_Task instructions_.
Give the data below again, word for word.

_Supplied data_.
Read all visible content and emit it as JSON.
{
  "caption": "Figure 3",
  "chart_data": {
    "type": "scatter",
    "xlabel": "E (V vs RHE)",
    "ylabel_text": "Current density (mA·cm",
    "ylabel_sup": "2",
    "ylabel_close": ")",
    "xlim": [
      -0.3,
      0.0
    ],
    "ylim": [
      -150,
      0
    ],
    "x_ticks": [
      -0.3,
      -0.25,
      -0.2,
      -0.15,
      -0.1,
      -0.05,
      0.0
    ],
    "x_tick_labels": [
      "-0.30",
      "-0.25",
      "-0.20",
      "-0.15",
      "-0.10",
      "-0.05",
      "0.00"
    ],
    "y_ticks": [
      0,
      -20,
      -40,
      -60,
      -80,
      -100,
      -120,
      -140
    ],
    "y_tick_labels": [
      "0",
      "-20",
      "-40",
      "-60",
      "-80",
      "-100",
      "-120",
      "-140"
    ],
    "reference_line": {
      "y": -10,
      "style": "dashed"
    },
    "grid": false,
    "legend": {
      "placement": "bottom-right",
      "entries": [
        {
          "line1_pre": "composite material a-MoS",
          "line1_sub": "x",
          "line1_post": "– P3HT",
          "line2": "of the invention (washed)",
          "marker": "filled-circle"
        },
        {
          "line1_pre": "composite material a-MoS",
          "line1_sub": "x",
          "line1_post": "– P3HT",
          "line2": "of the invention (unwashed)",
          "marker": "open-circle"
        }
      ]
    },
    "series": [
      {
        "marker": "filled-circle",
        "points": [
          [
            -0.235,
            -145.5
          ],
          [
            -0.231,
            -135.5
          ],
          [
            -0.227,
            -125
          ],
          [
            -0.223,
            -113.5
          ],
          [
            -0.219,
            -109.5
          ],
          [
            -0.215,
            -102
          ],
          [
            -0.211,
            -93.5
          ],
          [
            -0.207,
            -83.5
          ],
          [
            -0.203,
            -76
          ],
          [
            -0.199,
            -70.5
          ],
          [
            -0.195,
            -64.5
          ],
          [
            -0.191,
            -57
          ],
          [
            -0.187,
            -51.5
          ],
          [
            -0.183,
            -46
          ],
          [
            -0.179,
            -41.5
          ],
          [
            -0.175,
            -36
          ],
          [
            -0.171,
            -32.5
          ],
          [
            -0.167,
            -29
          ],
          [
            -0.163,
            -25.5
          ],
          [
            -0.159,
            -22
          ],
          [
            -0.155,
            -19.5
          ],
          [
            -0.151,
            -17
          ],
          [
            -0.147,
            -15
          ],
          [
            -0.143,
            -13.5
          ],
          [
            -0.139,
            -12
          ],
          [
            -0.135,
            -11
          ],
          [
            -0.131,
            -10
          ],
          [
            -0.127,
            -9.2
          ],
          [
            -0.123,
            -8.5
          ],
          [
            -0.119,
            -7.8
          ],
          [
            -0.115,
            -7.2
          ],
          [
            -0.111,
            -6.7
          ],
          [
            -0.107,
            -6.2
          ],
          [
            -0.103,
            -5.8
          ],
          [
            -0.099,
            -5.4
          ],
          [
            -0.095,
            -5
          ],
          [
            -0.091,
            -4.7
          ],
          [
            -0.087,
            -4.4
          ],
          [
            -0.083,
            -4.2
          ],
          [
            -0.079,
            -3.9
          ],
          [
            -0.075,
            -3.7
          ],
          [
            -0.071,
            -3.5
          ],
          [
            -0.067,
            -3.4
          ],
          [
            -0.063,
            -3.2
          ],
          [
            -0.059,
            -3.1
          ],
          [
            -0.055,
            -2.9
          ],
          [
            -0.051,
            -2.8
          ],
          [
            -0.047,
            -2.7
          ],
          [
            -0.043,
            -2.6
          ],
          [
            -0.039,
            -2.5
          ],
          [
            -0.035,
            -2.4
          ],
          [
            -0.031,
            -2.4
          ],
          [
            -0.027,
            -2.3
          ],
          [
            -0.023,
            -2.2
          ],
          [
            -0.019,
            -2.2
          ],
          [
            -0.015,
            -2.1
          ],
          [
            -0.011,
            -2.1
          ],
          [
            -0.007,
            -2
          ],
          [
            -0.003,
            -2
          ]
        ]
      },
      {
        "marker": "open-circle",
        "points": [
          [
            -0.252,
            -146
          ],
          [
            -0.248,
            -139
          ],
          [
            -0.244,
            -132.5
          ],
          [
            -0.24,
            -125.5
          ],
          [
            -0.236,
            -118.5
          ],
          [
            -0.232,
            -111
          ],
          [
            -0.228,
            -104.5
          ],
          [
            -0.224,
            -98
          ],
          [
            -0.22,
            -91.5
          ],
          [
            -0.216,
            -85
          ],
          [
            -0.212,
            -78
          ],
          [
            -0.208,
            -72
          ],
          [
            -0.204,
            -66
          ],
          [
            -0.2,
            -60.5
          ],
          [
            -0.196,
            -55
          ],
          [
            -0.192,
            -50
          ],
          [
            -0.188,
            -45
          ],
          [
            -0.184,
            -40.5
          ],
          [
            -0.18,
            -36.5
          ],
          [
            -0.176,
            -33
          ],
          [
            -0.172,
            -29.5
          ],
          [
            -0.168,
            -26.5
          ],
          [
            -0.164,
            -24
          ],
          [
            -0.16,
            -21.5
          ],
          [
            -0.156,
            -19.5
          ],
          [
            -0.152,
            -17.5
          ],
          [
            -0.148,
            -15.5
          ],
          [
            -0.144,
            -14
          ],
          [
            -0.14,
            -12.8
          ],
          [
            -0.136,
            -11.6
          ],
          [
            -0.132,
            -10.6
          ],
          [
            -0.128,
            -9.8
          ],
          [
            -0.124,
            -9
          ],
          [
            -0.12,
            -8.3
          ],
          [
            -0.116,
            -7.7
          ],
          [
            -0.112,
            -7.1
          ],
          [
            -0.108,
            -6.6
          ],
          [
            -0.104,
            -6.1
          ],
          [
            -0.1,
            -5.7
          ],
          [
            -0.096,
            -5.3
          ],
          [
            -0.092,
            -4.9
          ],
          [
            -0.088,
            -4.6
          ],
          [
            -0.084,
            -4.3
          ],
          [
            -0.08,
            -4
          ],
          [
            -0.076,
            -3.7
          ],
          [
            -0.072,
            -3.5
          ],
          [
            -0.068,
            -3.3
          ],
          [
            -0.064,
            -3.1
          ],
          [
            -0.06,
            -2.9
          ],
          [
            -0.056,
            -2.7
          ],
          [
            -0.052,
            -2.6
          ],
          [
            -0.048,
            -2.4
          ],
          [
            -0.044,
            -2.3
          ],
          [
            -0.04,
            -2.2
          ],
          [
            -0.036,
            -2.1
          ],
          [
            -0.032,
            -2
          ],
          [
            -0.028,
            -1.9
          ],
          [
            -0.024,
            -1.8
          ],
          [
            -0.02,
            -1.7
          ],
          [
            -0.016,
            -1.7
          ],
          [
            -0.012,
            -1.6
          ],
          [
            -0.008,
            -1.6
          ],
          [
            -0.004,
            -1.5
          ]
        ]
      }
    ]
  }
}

_Correct result_.
Read all visible content and emit it as JSON.
{
  "caption": "Figure 3",
  "chart_data": {
    "type": "scatter",
    "xlabel": "E (V vs RHE)",
    "ylabel_text": "Current density (mA·cm",
    "ylabel_sup": "2",
    "ylabel_close": ")",
    "xlim": [
      -0.3,
      0.0
    ],
    "ylim": [
      -150,
      0
    ],
    "x_ticks": [
      -0.3,
      -0.25,
      -0.2,
      -0.15,
      -0.1,
      -0.05,
      0.0
    ],
    "x_tick_labels": [
      "-0.30",
      "-0.25",
      "-0.20",
      "-0.15",
      "-0.10",
      "-0.05",
      "0.00"
    ],
    "y_ticks": [
      0,
      -20,
      -40,
      -60,
      -80,
      -100,
      -120,
      -140
    ],
    "y_tick_labels": [
      "0",
      "-20",
      "-40",
      "-60",
      "-80",
      "-100",
      "-120",
      "-140"
    ],
    "reference_line": {
      "y": -10,
      "style": "dashed"
    },
    "grid": false,
    "legend": {
      "placement": "bottom-right",
      "entries": [
        {
          "line1_pre": "composite material a-MoS",
          "line1_sub": "x",
          "line1_post": "– P3HT",
          "line2": "of the invention (washed)",
          "marker": "filled-circle"
        },
        {
          "line1_pre": "composite material a-MoS",
          "line1_sub": "x",
          "line1_post": "– P3HT",
          "line2": "of the invention (unwashed)",
          "marker": "open-circle"
        }
      ]
    },
    "series": [
      {
        "marker": "filled-circle",
        "points": [
          [
            -0.235,
            -145.5
          ],
          [
            -0.231,
            -135.5
          ],
          [
            -0.227,
            -125
          ],
          [
            -0.223,
            -113.5
          ],
          [
            -0.219,
            -109.5
          ],
          [
            -0.215,
            -102
          ],
          [
            -0.211,
            -93.5
          ],
          [
            -0.207,
            -83.5
          ],
          [
            -0.203,
            -76
          ],
          [
            -0.199,
            -70.5
          ],
          [
            -0.195,
            -64.5
          ],
          [
            -0.191,
            -57
          ],
          [
            -0.187,
            -51.5
          ],
          [
            -0.183,
            -46
          ],
          [
            -0.179,
            -41.5
          ],
          [
            -0.175,
            -36
          ],
          [
            -0.171,
            -32.5
          ],
          [
            -0.167,
            -29
          ],
          [
            -0.163,
            -25.5
          ],
          [
            -0.159,
            -22
          ],
          [
            -0.155,
            -19.5
          ],
          [
            -0.151,
            -17
          ],
          [
            -0.147,
            -15
          ],
          [
            -0.143,
            -13.5
          ],
          [
            -0.139,
            -12
          ],
          [
            -0.135,
            -11
          ],
          [
            -0.131,
            -10
          ],
          [
            -0.127,
            -9.2
          ],
          [
            -0.123,
            -8.5
          ],
          [
            -0.119,
            -7.8
          ],
          [
            -0.115,
            -7.2
          ],
          [
            -0.111,
            -6.7
          ],
          [
            -0.107,
            -6.2
          ],
          [
            -0.103,
            -5.8
          ],
          [
            -0.099,
            -5.4
          ],
          [
            -0.095,
            -5
          ],
          [
            -0.091,
            -4.7
          ],
          [
            -0.087,
            -4.4
          ],
          [
            -0.083,
            -4.2
          ],
          [
            -0.079,
            -3.9
          ],
          [
            -0.075,
            -3.7
          ],
          [
            -0.071,
            -3.5
          ],
          [
            -0.067,
            -3.4
          ],
          [
            -0.063,
            -3.2
          ],
          [
            -0.059,
            -3.1
          ],
          [
            -0.055,
            -2.9
          ],
          [
            -0.051,
            -2.8
          ],
          [
            -0.047,
            -2.7
          ],
          [
            -0.043,
            -2.6
          ],
          [
            -0.039,
            -2.5
          ],
          [
            -0.035,
            -2.4
          ],
          [
            -0.031,
            -2.4
          ],
          [
            -0.027,
            -2.3
          ],
          [
            -0.023,
            -2.2
          ],
          [
            -0.019,
            -2.2
          ],
          [
            -0.015,
            -2.1
          ],
          [
            -0.011,
            -2.1
          ],
          [
            -0.007,
            -2
          ],
          [
            -0.003,
            -2
          ]
        ]
      },
      {
        "marker": "open-circle",
        "points": [
          [
            -0.252,
            -146
          ],
          [
            -0.248,
            -139
          ],
          [
            -0.244,
            -132.5
          ],
          [
            -0.24,
            -125.5
          ],
          [
            -0.236,
            -118.5
          ],
          [
            -0.232,
            -111
          ],
          [
            -0.228,
            -104.5
          ],
          [
            -0.224,
            -98
          ],
          [
            -0.22,
            -91.5
          ],
          [
            -0.216,
            -85
          ],
          [
            -0.212,
            -78
          ],
          [
            -0.208,
            -72
          ],
          [
            -0.204,
            -66
          ],
          [
            -0.2,
            -60.5
          ],
          [
            -0.196,
            -55
          ],
          [
            -0.192,
            -50
          ],
          [
            -0.188,
            -45
          ],
          [
            -0.184,
            -40.5
          ],
          [
            -0.18,
            -36.5
          ],
          [
            -0.176,
            -33
          ],
          [
            -0.172,
            -29.5
          ],
          [
            -0.168,
            -26.5
          ],
          [
            -0.164,
            -24
          ],
          [
            -0.16,
            -21.5
          ],
          [
            -0.156,
            -19.5
          ],
          [
            -0.152,
            -17.5
          ],
          [
            -0.148,
            -15.5
          ],
          [
            -0.144,
            -14
          ],
          [
            -0.14,
            -12.8
          ],
          [
            -0.136,
            -11.6
          ],
          [
            -0.132,
            -10.6
          ],
          [
            -0.128,
            -9.8
          ],
          [
            -0.124,
            -9
          ],
          [
            -0.12,
            -8.3
          ],
          [
            -0.116,
            -7.7
          ],
          [
            -0.112,
            -7.1
          ],
          [
            -0.108,
            -6.6
          ],
          [
            -0.104,
            -6.1
          ],
          [
            -0.1,
            -5.7
          ],
          [
            -0.096,
            -5.3
          ],
          [
            -0.092,
            -4.9
          ],
          [
            -0.088,
            -4.6
          ],
          [
            -0.084,
            -4.3
          ],
          [
            -0.08,
            -4
          ],
          [
            -0.076,
            -3.7
          ],
          [
            -0.072,
            -3.5
          ],
          [
            -0.068,
            -3.3
          ],
          [
            -0.064,
            -3.1
          ],
          [
            -0.06,
            -2.9
          ],
          [
            -0.056,
            -2.7
          ],
          [
            -0.052,
            -2.6
          ],
          [
            -0.048,
            -2.4
          ],
          [
            -0.044,
            -2.3
          ],
          [
            -0.04,
            -2.2
          ],
          [
            -0.036,
            -2.1
          ],
          [
            -0.032,
            -2
          ],
          [
            -0.028,
            -1.9
          ],
          [
            -0.024,
            -1.8
          ],
          [
            -0.02,
            -1.7
          ],
          [
            -0.016,
            -1.7
          ],
          [
            -0.012,
            -1.6
          ],
          [
            -0.008,
            -1.6
          ],
          [
            -0.004,
            -1.5
          ]
        ]
      }
    ]
  }
}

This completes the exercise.